▸ **Written instruction**: Below is some material; transcribe all of it exactly.

──────── Data to process

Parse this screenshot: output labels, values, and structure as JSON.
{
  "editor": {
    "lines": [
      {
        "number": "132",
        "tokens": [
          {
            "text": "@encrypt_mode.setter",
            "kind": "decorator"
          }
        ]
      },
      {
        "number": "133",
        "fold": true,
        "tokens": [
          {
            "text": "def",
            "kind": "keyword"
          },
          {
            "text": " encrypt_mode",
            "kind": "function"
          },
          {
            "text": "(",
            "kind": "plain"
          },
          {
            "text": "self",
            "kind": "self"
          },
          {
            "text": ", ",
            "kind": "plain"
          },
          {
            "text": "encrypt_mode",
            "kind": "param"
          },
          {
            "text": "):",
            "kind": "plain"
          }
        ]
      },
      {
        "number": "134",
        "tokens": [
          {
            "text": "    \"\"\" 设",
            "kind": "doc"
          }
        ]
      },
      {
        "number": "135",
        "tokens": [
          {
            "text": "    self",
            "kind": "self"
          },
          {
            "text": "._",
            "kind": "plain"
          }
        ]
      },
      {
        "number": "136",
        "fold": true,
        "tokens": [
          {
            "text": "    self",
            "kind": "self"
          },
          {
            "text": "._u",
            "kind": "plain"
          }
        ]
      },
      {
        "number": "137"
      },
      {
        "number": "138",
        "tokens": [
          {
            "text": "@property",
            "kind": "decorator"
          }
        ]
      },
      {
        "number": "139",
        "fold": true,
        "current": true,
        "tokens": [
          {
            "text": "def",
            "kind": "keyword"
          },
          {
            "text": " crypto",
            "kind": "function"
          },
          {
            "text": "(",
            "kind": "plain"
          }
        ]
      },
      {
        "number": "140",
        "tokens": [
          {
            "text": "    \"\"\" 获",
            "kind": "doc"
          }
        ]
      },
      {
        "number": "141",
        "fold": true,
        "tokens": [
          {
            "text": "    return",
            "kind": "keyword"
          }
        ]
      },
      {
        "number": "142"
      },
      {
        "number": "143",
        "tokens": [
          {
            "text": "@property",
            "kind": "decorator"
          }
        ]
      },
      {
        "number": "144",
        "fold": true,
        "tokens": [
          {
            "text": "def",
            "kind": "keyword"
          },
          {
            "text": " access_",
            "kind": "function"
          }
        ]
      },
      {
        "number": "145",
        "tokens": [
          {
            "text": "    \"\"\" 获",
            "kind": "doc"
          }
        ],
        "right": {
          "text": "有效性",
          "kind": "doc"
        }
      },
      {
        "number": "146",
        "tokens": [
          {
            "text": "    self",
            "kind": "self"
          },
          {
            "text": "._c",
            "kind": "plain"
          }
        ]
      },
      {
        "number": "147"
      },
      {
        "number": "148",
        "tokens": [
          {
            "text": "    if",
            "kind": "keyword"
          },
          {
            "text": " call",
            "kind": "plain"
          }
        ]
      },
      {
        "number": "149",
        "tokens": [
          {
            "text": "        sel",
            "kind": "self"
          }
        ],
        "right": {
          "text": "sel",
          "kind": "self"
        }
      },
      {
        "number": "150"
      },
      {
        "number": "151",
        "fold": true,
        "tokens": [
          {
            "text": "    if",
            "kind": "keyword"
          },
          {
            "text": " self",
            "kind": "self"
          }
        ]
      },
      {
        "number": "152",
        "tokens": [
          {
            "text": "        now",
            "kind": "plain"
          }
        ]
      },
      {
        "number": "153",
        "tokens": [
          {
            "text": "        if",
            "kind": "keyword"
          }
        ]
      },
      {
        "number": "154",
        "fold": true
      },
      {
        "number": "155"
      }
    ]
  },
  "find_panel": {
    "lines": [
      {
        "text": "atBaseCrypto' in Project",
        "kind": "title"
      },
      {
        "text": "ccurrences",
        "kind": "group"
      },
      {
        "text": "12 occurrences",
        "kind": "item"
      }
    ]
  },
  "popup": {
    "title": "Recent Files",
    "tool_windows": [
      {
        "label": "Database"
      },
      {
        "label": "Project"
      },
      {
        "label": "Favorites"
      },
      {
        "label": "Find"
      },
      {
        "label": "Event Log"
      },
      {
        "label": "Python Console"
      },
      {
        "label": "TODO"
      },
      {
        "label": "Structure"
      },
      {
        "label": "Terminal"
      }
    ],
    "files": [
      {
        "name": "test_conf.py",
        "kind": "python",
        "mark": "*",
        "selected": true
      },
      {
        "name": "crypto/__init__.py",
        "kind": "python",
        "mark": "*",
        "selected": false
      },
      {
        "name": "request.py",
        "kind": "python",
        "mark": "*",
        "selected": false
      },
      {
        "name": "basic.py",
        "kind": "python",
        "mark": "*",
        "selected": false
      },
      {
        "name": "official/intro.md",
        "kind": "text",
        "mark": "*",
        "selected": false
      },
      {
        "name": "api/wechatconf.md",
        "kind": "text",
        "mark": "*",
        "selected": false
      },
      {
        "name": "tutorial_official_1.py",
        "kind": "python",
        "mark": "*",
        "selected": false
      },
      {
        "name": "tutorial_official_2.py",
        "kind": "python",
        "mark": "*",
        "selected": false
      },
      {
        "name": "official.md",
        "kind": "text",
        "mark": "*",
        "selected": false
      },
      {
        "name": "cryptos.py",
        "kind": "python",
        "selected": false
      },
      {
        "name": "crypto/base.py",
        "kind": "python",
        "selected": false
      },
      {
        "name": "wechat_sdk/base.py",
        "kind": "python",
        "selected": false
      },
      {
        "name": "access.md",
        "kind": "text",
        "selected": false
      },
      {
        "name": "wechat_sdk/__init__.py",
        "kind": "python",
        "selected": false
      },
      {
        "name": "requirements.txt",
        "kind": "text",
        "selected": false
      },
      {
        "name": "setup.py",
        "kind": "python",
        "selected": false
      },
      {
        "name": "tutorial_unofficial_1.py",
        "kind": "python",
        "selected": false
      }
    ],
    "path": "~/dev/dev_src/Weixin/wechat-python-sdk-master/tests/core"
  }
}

────────────────

▸ **Task result**:
Parse this screenshot: output labels, values, and structure as JSON.
{
  "editor": {
    "lines": [
      {
        "number": "132",
        "tokens": [
          {
            "text": "@encrypt_mode.setter",
            "kind": "decorator"
          }
        ]
      },
      {
        "number": "133",
        "fold": true,
        "tokens": [
          {
            "text": "def",
            "kind": "keyword"
          },
          {
            "text": " encrypt_mode",
            "kind": "function"
          },
          {
            "text": "(",
            "kind": "plain"
          },
          {
            "text": "self",
            "kind": "self"
          },
          {
            "text": ", ",
            "kind": "plain"
          },
          {
            "text": "encrypt_mode",
            "kind": "param"
          },
          {
            "text": "):",
            "kind": "plain"
          }
        ]
      },
      {
        "number": "134",
        "tokens": [
          {
            "text": "    \"\"\" 设",
            "kind": "doc"
          }
        ]
      },
      {
        "number": "135",
        "tokens": [
          {
            "text": "    self",
            "kind": "self"
          },
          {
            "text": "._",
            "kind": "plain"
          }
        ]
      },
      {
        "number": "136",
        "fold": true,
        "tokens": [
          {
            "text": "    self",
            "kind": "self"
          },
          {
            "text": "._u",
            "kind": "plain"
          }
        ]
      },
      {
        "number": "137"
      },
      {
        "number": "138",
        "tokens": [
          {
            "text": "@property",
            "kind": "decorator"
          }
        ]
      },
      {
        "number": "139",
        "fold": true,
        "current": true,
        "tokens": [
          {
            "text": "def",
            "kind": "keyword"
          },
          {
            "text": " crypto",
            "kind": "function"
          },
          {
            "text": "(",
            "kind": "plain"
          }
        ]
      },
      {
        "number": "140",
        "tokens": [
          {
            "text": "    \"\"\" 获",
            "kind": "doc"
          }
        ]
      },
      {
        "number": "141",
        "fold": true,
        "tokens": [
          {
            "text": "    return",
            "kind": "keyword"
          }
        ]
      },
      {
        "number": "142"
      },
      {
        "number": "143",
        "tokens": [
          {
            "text": "@property",
            "kind": "decorator"
          }
        ]
      },
      {
        "number": "144",
        "fold": true,
        "tokens": [
          {
            "text": "def",
            "kind": "keyword"
          },
          {
            "text": " access_",
            "kind": "function"
          }
        ]
      },
      {
        "number": "145",
        "tokens": [
          {
            "text": "    \"\"\" 获",
            "kind": "doc"
          }
        ],
        "right": {
          "text": "有效性",
          "kind": "doc"
        }
      },
      {
        "number": "146",
        "tokens": [
          {
            "text": "    self",
            "kind": "self"
          },
          {
            "text": "._c",
            "kind": "plain"
          }
        ]
      },
      {
        "number": "147"
      },
      {
        "number": "148",
        "tokens": [
          {
            "text": "    if",
            "kind": "keyword"
          },
          {
            "text": " call",
            "kind": "plain"
          }
        ]
      },
      {
        "number": "149",
        "tokens": [
          {
            "text": "        sel",
            "kind": "self"
          }
        ],
        "right": {
          "text": "sel",
          "kind": "self"
        }
      },
      {
        "number": "150"
      },
      {
        "number": "151",
        "fold": true,
        "tokens": [
          {
            "text": "    if",
            "kind": "keyword"
          },
          {
            "text": " self",
            "kind": "self"
          }
        ]
      },
      {
        "number": "152",
        "tokens": [
          {
            "text": "        now",
            "kind": "plain"
          }
        ]
      },
      {
        "number": "153",
        "tokens": [
          {
            "text": "        if",
            "kind": "keyword"
          }
        ]
      },
      {
        "number": "154",
        "fold": true
      },
      {
        "number": "155"
      }
    ]
  },
  "find_panel": {
    "lines": [
      {
        "text": "atBaseCrypto' in Project",
        "kind": "title"
      },
      {
        "text": "ccurrences",
        "kind": "group"
      },
      {
        "text": "12 occurrences",
        "kind": "item"
      }
    ]
  },
  "popup": {
    "title": "Recent Files",
    "tool_windows": [
      {
        "label": "Database"
      },
      {
        "label": "Project"
      },
      {
        "label": "Favorites"
      },
      {
        "label": "Find"
      },
      {
        "label": "Event Log"
      },
      {
        "label": "Python Console"
      },
      {
        "label": "TODO"
      },
      {
        "label": "Structure"
      },
      {
        "label": "Terminal"
      }
    ],
    "files": [
      {
        "name": "test_conf.py",
        "kind": "python",
        "mark": "*",
        "selected": true
      },
      {
        "name": "crypto/__init__.py",
        "kind": "python",
        "mark": "*",
        "selected": false
      },
      {
        "name": "request.py",
        "kind": "python",
        "mark": "*",
        "selected": false
      },
      {
        "name": "basic.py",
        "kind": "python",
        "mark": "*",
        "selected": false
      },
      {
        "name": "official/intro.md",
        "kind": "text",
        "mark": "*",
        "selected": false
      },
      {
        "name": "api/wechatconf.md",
        "kind": "text",
        "mark": "*",
        "selected": false
      },
      {
        "name": "tutorial_official_1.py",
        "kind": "python",
        "mark": "*",
        "selected": false
      },
      {
        "name": "tutorial_official_2.py",
        "kind": "python",
        "mark": "*",
        "selected": false
      },
      {
        "name": "official.md",
        "kind": "text",
        "mark": "*",
        "selected": false
      },
      {
        "name": "cryptos.py",
        "kind": "python",
        "selected": false
      },
      {
        "name": "crypto/base.py",
        "kind": "python",
        "selected": false
      },
      {
        "name": "wechat_sdk/base.py",
        "kind": "python",
        "selected": false
      },
      {
        "name": "access.md",
        "kind": "text",
        "selected": false
      },
      {
        "name": "wechat_sdk/__init__.py",
        "kind": "python",
        "selected": false
      },
      {
        "name": "requirements.txt",
        "kind": "text",
        "selected": false
      },
      {
        "name": "setup.py",
        "kind": "python",
        "selected": false
      },
      {
        "name": "tutorial_unofficial_1.py",
        "kind": "python",
        "selected": false
      }
    ],
    "path": "~/dev/dev_src/Weixin/wechat-python-sdk-master/tests/core"
  }
}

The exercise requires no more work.